KUTIPAN YANG DISEDIAKAN
%%

PEMILU DAN POLITIK IDENTITAS
Andreas Neke
Pengamat Sosial, Tinggal di Bajawa-Flores-NTT
Pemilihan gubernur dan wakil gubernur DKI Jakarta telah memberikan nuansa tersendiri dalam percaturan politik nasional. Kemenangan Jokowi-Ahok memberikan harapan baru dalam berdemokrasi. Publik kemudian menyadari bahwa kemenangan pasangan ini merupakan kemenangan demokrasi dan kemenangan warga DKI dalam menentukan pilihan terhadap pemimpin yang mengerti masalah warga DKI.
Para pengamat politik dan demokrasi sepakat mengatakan bahwa rakyat mulai cerdas berdemokrasi. Rakyat menyadari bahwa politik identitas bersifat terbatas, rapuh dan semu. Pilihan untuk tidak memilih politik identitas telah menandakan tumbuhnya budaya demokrasi. Kecerdasan memilih melampaui politik identitas. Sekali lagi kemenangan Jokowi-Ahok menjadi bukti kemenangan demokrasi dan kemenangan rakyat yang cerdas dann bijak.
Pesta demokrasi DKI yang menjadi barometer politik dan demokrasi nasional berlanjut pada pemilihan gubernur berikutnya. Rivalitas pasangan Ahok-Djarot dan Anies-Sandi sangat terasa dalam percaturan politik DKI. Nuansa positif pesta demokrasi periode sebelumnya berubah negatif karena ternoda praksis politik identitas. Mencuatnya isu SARA sebagai bagian dari politik identitas dengan sangat kentara telah mencedarai pesta demokrasi.
Kepuasan rakyat terhadap kinerja Ahok-Djarot yang mencapai 70% ternyata kalah oleh politik identitas. Politik identitas yang mengusung isu agama dan etnis telah menggiring dan membelenggu pikiran rakyat. Rakyat lupa bahwa dalam politik ada retorika dan agitasi yang membelenggu akal sehat. Yang terjadi adalah kalahnya demokrasi. Rakyat lebih memilih pemimpin karena ikatan agama dan etnis ketimbang kinerja sang calon pemimpin.
Praksis politk identitas dalam percaturan politik nasional ternyata bukan hal asing dalam percaturan politik internasional. Amerika Serikat yang sangat populer sebagai negara demokrasi dalam praksis demokrasinya juga memanfaatkan politik identitas dalam pemilihan pemimpinnya. Para rival mantan presiden Barrack Obama bahkan pernah menyoalkan tempat kelahiran, warna kulit, dan agama. Walaupun Obama akhirnya memenangkan pemilu presiden, tetapi pada kenyataannya praksis politik identitas memainkan peran penting dalam kancah perpolitikan Amerika Serikat.

%%

DATA YANG DIHIMPUN

%%

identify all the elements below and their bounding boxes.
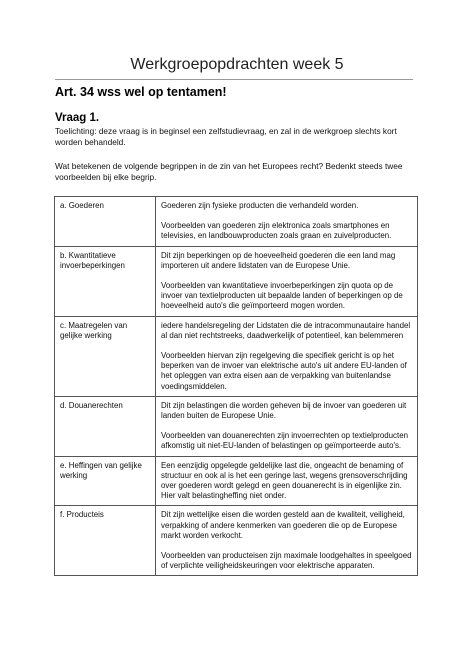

%%

TUGAS ANDA
Menurut tulisan tentang pemilu dan politik identitas, berapa persen tingkat kepuasan rakyat terhadap kinerja Ahok-Djarot? Kerjakan hanya dengan berpedoman pada tulisan di atas.

PENYELESAIAN SOAL
Kepuasan rakyat terhadap kinerja Ahok-Djarot mencapai 70%.